• Information provided:
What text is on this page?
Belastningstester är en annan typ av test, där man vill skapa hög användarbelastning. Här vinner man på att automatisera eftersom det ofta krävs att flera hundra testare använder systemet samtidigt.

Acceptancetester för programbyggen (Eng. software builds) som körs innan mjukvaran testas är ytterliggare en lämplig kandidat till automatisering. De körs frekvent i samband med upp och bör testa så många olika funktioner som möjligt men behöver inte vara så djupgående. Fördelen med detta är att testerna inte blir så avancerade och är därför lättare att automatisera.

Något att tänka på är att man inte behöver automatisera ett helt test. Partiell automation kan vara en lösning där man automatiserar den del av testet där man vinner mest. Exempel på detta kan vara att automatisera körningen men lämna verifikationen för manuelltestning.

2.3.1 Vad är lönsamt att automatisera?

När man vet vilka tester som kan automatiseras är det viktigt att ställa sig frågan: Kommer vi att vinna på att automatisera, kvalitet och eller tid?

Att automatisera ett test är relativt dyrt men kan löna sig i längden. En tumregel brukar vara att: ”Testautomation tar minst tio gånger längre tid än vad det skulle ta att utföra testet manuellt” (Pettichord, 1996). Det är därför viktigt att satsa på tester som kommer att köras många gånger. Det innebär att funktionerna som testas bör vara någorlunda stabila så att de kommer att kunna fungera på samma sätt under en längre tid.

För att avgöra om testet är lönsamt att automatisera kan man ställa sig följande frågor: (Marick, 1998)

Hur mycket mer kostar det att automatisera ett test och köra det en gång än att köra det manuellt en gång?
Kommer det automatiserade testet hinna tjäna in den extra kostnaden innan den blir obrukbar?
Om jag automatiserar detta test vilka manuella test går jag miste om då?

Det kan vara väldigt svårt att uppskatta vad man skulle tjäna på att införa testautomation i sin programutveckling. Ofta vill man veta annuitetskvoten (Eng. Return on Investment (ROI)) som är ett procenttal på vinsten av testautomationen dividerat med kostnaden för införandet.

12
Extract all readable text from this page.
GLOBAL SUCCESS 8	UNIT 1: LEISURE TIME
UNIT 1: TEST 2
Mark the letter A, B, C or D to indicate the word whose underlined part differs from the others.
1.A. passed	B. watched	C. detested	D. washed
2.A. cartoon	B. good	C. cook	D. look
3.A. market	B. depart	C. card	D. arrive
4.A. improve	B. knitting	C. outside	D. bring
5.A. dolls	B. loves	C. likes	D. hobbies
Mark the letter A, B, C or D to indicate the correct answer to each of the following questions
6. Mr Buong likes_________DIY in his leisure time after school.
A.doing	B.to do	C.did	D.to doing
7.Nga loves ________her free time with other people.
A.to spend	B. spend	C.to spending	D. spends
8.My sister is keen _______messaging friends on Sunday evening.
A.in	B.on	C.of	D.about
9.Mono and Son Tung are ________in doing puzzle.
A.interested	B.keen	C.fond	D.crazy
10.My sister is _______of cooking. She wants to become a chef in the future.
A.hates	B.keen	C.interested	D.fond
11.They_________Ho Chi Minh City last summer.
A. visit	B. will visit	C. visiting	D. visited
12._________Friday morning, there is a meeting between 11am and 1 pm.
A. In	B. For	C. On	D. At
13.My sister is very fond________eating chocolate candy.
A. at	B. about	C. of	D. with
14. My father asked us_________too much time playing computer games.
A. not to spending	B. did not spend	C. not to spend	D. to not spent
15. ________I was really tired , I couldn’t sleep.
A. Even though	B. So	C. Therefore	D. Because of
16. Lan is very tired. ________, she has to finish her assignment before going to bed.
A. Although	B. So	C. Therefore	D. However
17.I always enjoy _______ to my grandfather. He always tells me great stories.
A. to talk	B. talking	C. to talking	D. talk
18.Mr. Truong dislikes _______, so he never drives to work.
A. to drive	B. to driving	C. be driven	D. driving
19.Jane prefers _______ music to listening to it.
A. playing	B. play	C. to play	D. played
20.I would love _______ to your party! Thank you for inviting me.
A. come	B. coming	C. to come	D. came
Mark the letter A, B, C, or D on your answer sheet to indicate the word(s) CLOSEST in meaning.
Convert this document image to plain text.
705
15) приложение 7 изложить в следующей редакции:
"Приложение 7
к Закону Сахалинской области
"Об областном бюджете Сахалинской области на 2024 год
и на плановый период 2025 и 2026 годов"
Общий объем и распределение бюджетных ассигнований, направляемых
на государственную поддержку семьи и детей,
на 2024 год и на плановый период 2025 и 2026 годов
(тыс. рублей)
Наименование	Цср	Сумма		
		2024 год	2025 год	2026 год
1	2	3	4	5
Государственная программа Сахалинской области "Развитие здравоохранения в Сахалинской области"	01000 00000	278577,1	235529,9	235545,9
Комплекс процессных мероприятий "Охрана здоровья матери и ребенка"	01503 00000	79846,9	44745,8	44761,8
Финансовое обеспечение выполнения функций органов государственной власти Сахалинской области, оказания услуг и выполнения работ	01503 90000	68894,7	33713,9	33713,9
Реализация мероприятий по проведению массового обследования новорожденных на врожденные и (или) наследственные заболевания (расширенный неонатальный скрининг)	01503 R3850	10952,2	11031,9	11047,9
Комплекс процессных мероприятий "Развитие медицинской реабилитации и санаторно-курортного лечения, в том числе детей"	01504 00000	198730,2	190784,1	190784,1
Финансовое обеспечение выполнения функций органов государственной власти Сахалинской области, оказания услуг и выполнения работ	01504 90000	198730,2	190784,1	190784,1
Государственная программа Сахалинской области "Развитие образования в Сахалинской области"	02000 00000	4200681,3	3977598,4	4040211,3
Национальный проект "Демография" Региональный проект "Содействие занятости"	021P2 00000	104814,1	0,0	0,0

• Goal of the exercise: Reproduce the entries above in full by retyping them exactly.

• Result of the exercise:
What text is on this page?
Belastningstester är en annan typ av test, där man vill skapa hög användarbelastning. Här vinner man på att automatisera eftersom det ofta krävs att flera hundra testare använder systemet samtidigt.

Acceptancetester för programbyggen (Eng. software builds) som körs innan mjukvaran testas är ytterliggare en lämplig kandidat till automatisering. De körs frekvent i samband med upp och bör testa så många olika funktioner som möjligt men behöver inte vara så djupgående. Fördelen med detta är att testerna inte blir så avancerade och är därför lättare att automatisera.

Något att tänka på är att man inte behöver automatisera ett helt test. Partiell automation kan vara en lösning där man automatiserar den del av testet där man vinner mest. Exempel på detta kan vara att automatisera körningen men lämna verifikationen för manuelltestning.

2.3.1 Vad är lönsamt att automatisera?

När man vet vilka tester som kan automatiseras är det viktigt att ställa sig frågan: Kommer vi att vinna på att automatisera, kvalitet och eller tid?

Att automatisera ett test är relativt dyrt men kan löna sig i längden. En tumregel brukar vara att: ”Testautomation tar minst tio gånger längre tid än vad det skulle ta att utföra testet manuellt” (Pettichord, 1996). Det är därför viktigt att satsa på tester som kommer att köras många gånger. Det innebär att funktionerna som testas bör vara någorlunda stabila så att de kommer att kunna fungera på samma sätt under en längre tid.

För att avgöra om testet är lönsamt att automatisera kan man ställa sig följande frågor: (Marick, 1998)

Hur mycket mer kostar det att automatisera ett test och köra det en gång än att köra det manuellt en gång?
Kommer det automatiserade testet hinna tjäna in den extra kostnaden innan den blir obrukbar?
Om jag automatiserar detta test vilka manuella test går jag miste om då?

Det kan vara väldigt svårt att uppskatta vad man skulle tjäna på att införa testautomation i sin programutveckling. Ofta vill man veta annuitetskvoten (Eng. Return on Investment (ROI)) som är ett procenttal på vinsten av testautomationen dividerat med kostnaden för införandet.

12
Extract all readable text from this page.
GLOBAL SUCCESS 8	UNIT 1: LEISURE TIME
UNIT 1: TEST 2
Mark the letter A, B, C or D to indicate the word whose underlined part differs from the others.
1.A. passed	B. watched	C. detested	D. washed
2.A. cartoon	B. good	C. cook	D. look
3.A. market	B. depart	C. card	D. arrive
4.A. improve	B. knitting	C. outside	D. bring
5.A. dolls	B. loves	C. likes	D. hobbies
Mark the letter A, B, C or D to indicate the correct answer to each of the following questions
6. Mr Buong likes_________DIY in his leisure time after school.
A.doing	B.to do	C.did	D.to doing
7.Nga loves ________her free time with other people.
A.to spend	B. spend	C.to spending	D. spends
8.My sister is keen _______messaging friends on Sunday evening.
A.in	B.on	C.of	D.about
9.Mono and Son Tung are ________in doing puzzle.
A.interested	B.keen	C.fond	D.crazy
10.My sister is _______of cooking. She wants to become a chef in the future.
A.hates	B.keen	C.interested	D.fond
11.They_________Ho Chi Minh City last summer.
A. visit	B. will visit	C. visiting	D. visited
12._________Friday morning, there is a meeting between 11am and 1 pm.
A. In	B. For	C. On	D. At
13.My sister is very fond________eating chocolate candy.
A. at	B. about	C. of	D. with
14. My father asked us_________too much time playing computer games.
A. not to spending	B. did not spend	C. not to spend	D. to not spent
15. ________I was really tired , I couldn’t sleep.
A. Even though	B. So	C. Therefore	D. Because of
16. Lan is very tired. ________, she has to finish her assignment before going to bed.
A. Although	B. So	C. Therefore	D. However
17.I always enjoy _______ to my grandfather. He always tells me great stories.
A. to talk	B. talking	C. to talking	D. talk
18.Mr. Truong dislikes _______, so he never drives to work.
A. to drive	B. to driving	C. be driven	D. driving
19.Jane prefers _______ music to listening to it.
A. playing	B. play	C. to play	D. played
20.I would love _______ to your party! Thank you for inviting me.
A. come	B. coming	C. to come	D. came
Mark the letter A, B, C, or D on your answer sheet to indicate the word(s) CLOSEST in meaning.
Convert this document image to plain text.
705
15) приложение 7 изложить в следующей редакции:
"Приложение 7
к Закону Сахалинской области
"Об областном бюджете Сахалинской области на 2024 год
и на плановый период 2025 и 2026 годов"
Общий объем и распределение бюджетных ассигнований, направляемых
на государственную поддержку семьи и детей,
на 2024 год и на плановый период 2025 и 2026 годов
(тыс. рублей)
Наименование	Цср	Сумма		
		2024 год	2025 год	2026 год
1	2	3	4	5
Государственная программа Сахалинской области "Развитие здравоохранения в Сахалинской области"	01000 00000	278577,1	235529,9	235545,9
Комплекс процессных мероприятий "Охрана здоровья матери и ребенка"	01503 00000	79846,9	44745,8	44761,8
Финансовое обеспечение выполнения функций органов государственной власти Сахалинской области, оказания услуг и выполнения работ	01503 90000	68894,7	33713,9	33713,9
Реализация мероприятий по проведению массового обследования новорожденных на врожденные и (или) наследственные заболевания (расширенный неонатальный скрининг)	01503 R3850	10952,2	11031,9	11047,9
Комплекс процессных мероприятий "Развитие медицинской реабилитации и санаторно-курортного лечения, в том числе детей"	01504 00000	198730,2	190784,1	190784,1
Финансовое обеспечение выполнения функций органов государственной власти Сахалинской области, оказания услуг и выполнения работ	01504 90000	198730,2	190784,1	190784,1
Государственная программа Сахалинской области "Развитие образования в Сахалинской области"	02000 00000	4200681,3	3977598,4	4040211,3
Национальный проект "Демография" Региональный проект "Содействие занятости"	021P2 00000	104814,1	0,0	0,0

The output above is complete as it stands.